What is being asked =>
Take the data below and repeat it exactly.

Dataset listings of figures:
■ ■ ■ ■ ■

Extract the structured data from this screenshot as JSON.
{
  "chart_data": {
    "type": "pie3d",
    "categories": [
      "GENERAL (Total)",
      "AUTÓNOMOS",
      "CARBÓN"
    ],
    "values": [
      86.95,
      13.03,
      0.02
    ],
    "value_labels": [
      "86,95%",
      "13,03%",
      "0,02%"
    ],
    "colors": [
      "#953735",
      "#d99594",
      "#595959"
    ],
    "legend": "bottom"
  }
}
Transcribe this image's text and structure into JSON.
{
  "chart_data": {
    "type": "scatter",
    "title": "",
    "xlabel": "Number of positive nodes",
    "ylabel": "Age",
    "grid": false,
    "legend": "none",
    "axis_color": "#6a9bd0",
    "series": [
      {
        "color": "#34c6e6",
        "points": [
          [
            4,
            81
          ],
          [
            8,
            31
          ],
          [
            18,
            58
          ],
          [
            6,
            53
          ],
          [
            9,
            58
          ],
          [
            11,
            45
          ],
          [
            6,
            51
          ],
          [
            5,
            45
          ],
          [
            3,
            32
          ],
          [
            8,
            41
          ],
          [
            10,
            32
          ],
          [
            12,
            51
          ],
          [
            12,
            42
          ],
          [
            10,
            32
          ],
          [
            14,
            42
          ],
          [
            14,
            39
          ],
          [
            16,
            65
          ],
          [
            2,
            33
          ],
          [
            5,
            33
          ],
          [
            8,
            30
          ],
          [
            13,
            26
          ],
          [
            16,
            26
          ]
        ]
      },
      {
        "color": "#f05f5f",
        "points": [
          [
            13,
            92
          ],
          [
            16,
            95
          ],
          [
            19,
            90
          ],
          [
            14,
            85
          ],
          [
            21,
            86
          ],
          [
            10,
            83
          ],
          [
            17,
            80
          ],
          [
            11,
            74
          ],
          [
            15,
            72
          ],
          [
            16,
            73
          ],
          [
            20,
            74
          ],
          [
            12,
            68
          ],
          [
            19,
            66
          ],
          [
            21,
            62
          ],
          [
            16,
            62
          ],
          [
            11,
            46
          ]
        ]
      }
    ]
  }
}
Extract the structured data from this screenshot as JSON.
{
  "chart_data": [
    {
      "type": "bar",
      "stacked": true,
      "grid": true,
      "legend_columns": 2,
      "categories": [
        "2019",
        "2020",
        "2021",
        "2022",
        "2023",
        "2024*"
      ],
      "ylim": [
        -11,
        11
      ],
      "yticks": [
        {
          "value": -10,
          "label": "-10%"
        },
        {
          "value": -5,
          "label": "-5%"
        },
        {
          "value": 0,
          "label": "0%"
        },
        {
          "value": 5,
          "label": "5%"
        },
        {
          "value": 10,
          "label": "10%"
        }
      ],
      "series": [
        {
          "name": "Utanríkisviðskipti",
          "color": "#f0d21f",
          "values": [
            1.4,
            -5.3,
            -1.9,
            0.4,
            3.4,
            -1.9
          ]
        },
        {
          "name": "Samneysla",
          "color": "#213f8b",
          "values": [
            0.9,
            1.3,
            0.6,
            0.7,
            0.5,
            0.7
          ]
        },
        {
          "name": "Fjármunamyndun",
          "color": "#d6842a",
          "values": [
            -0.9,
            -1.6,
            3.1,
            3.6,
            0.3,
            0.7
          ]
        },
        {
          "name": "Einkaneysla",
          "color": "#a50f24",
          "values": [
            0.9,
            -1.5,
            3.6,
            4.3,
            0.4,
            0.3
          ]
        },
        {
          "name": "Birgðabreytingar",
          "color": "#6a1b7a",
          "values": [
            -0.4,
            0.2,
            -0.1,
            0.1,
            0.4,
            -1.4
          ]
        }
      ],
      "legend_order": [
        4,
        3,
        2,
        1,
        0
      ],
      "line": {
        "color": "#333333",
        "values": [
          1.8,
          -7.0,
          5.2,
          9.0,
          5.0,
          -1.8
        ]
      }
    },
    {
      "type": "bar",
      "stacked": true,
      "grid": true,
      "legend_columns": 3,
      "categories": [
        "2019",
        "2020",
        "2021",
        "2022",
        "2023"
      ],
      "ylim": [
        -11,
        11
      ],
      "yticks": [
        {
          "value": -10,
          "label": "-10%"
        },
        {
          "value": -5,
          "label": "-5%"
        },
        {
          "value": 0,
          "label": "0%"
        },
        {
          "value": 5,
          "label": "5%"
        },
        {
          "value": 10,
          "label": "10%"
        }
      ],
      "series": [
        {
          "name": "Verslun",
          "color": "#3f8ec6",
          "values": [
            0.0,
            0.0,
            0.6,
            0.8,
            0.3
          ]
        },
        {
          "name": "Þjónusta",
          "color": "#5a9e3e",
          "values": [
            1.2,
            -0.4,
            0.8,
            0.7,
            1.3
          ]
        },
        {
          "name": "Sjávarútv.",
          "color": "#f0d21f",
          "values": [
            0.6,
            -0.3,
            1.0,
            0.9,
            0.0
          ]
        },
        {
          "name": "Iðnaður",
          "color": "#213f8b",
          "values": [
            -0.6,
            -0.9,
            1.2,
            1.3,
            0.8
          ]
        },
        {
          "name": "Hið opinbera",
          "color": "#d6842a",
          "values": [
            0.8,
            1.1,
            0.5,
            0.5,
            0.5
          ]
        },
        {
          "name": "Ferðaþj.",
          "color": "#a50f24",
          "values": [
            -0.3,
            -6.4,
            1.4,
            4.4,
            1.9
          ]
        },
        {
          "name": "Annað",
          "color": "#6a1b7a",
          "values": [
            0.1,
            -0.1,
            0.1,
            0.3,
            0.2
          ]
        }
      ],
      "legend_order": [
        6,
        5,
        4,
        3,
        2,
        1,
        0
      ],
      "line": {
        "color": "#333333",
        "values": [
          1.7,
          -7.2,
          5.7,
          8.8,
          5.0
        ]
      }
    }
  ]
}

■ ■ ■ ■ ■

Final answer =>
Extract the structured data from this screenshot as JSON.
{
  "chart_data": {
    "type": "pie3d",
    "categories": [
      "GENERAL (Total)",
      "AUTÓNOMOS",
      "CARBÓN"
    ],
    "values": [
      86.95,
      13.03,
      0.02
    ],
    "value_labels": [
      "86,95%",
      "13,03%",
      "0,02%"
    ],
    "colors": [
      "#953735",
      "#d99594",
      "#595959"
    ],
    "legend": "bottom"
  }
}
Transcribe this image's text and structure into JSON.
{
  "chart_data": {
    "type": "scatter",
    "title": "",
    "xlabel": "Number of positive nodes",
    "ylabel": "Age",
    "grid": false,
    "legend": "none",
    "axis_color": "#6a9bd0",
    "series": [
      {
        "color": "#34c6e6",
        "points": [
          [
            4,
            81
          ],
          [
            8,
            31
          ],
          [
            18,
            58
          ],
          [
            6,
            53
          ],
          [
            9,
            58
          ],
          [
            11,
            45
          ],
          [
            6,
            51
          ],
          [
            5,
            45
          ],
          [
            3,
            32
          ],
          [
            8,
            41
          ],
          [
            10,
            32
          ],
          [
            12,
            51
          ],
          [
            12,
            42
          ],
          [
            10,
            32
          ],
          [
            14,
            42
          ],
          [
            14,
            39
          ],
          [
            16,
            65
          ],
          [
            2,
            33
          ],
          [
            5,
            33
          ],
          [
            8,
            30
          ],
          [
            13,
            26
          ],
          [
            16,
            26
          ]
        ]
      },
      {
        "color": "#f05f5f",
        "points": [
          [
            13,
            92
          ],
          [
            16,
            95
          ],
          [
            19,
            90
          ],
          [
            14,
            85
          ],
          [
            21,
            86
          ],
          [
            10,
            83
          ],
          [
            17,
            80
          ],
          [
            11,
            74
          ],
          [
            15,
            72
          ],
          [
            16,
            73
          ],
          [
            20,
            74
          ],
          [
            12,
            68
          ],
          [
            19,
            66
          ],
          [
            21,
            62
          ],
          [
            16,
            62
          ],
          [
            11,
            46
          ]
        ]
      }
    ]
  }
}
Extract the structured data from this screenshot as JSON.
{
  "chart_data": [
    {
      "type": "bar",
      "stacked": true,
      "grid": true,
      "legend_columns": 2,
      "categories": [
        "2019",
        "2020",
        "2021",
        "2022",
        "2023",
        "2024*"
      ],
      "ylim": [
        -11,
        11
      ],
      "yticks": [
        {
          "value": -10,
          "label": "-10%"
        },
        {
          "value": -5,
          "label": "-5%"
        },
        {
          "value": 0,
          "label": "0%"
        },
        {
          "value": 5,
          "label": "5%"
        },
        {
          "value": 10,
          "label": "10%"
        }
      ],
      "series": [
        {
          "name": "Utanríkisviðskipti",
          "color": "#f0d21f",
          "values": [
            1.4,
            -5.3,
            -1.9,
            0.4,
            3.4,
            -1.9
          ]
        },
        {
          "name": "Samneysla",
          "color": "#213f8b",
          "values": [
            0.9,
            1.3,
            0.6,
            0.7,
            0.5,
            0.7
          ]
        },
        {
          "name": "Fjármunamyndun",
          "color": "#d6842a",
          "values": [
            -0.9,
            -1.6,
            3.1,
            3.6,
            0.3,
            0.7
          ]
        },
        {
          "name": "Einkaneysla",
          "color": "#a50f24",
          "values": [
            0.9,
            -1.5,
            3.6,
            4.3,
            0.4,
            0.3
          ]
        },
        {
          "name": "Birgðabreytingar",
          "color": "#6a1b7a",
          "values": [
            -0.4,
            0.2,
            -0.1,
            0.1,
            0.4,
            -1.4
          ]
        }
      ],
      "legend_order": [
        4,
        3,
        2,
        1,
        0
      ],
      "line": {
        "color": "#333333",
        "values": [
          1.8,
          -7.0,
          5.2,
          9.0,
          5.0,
          -1.8
        ]
      }
    },
    {
      "type": "bar",
      "stacked": true,
      "grid": true,
      "legend_columns": 3,
      "categories": [
        "2019",
        "2020",
        "2021",
        "2022",
        "2023"
      ],
      "ylim": [
        -11,
        11
      ],
      "yticks": [
        {
          "value": -10,
          "label": "-10%"
        },
        {
          "value": -5,
          "label": "-5%"
        },
        {
          "value": 0,
          "label": "0%"
        },
        {
          "value": 5,
          "label": "5%"
        },
        {
          "value": 10,
          "label": "10%"
        }
      ],
      "series": [
        {
          "name": "Verslun",
          "color": "#3f8ec6",
          "values": [
            0.0,
            0.0,
            0.6,
            0.8,
            0.3
          ]
        },
        {
          "name": "Þjónusta",
          "color": "#5a9e3e",
          "values": [
            1.2,
            -0.4,
            0.8,
            0.7,
            1.3
          ]
        },
        {
          "name": "Sjávarútv.",
          "color": "#f0d21f",
          "values": [
            0.6,
            -0.3,
            1.0,
            0.9,
            0.0
          ]
        },
        {
          "name": "Iðnaður",
          "color": "#213f8b",
          "values": [
            -0.6,
            -0.9,
            1.2,
            1.3,
            0.8
          ]
        },
        {
          "name": "Hið opinbera",
          "color": "#d6842a",
          "values": [
            0.8,
            1.1,
            0.5,
            0.5,
            0.5
          ]
        },
        {
          "name": "Ferðaþj.",
          "color": "#a50f24",
          "values": [
            -0.3,
            -6.4,
            1.4,
            4.4,
            1.9
          ]
        },
        {
          "name": "Annað",
          "color": "#6a1b7a",
          "values": [
            0.1,
            -0.1,
            0.1,
            0.3,
            0.2
          ]
        }
      ],
      "legend_order": [
        6,
        5,
        4,
        3,
        2,
        1,
        0
      ],
      "line": {
        "color": "#333333",
        "values": [
          1.7,
          -7.2,
          5.7,
          8.8,
          5.0
        ]
      }
    }
  ]
}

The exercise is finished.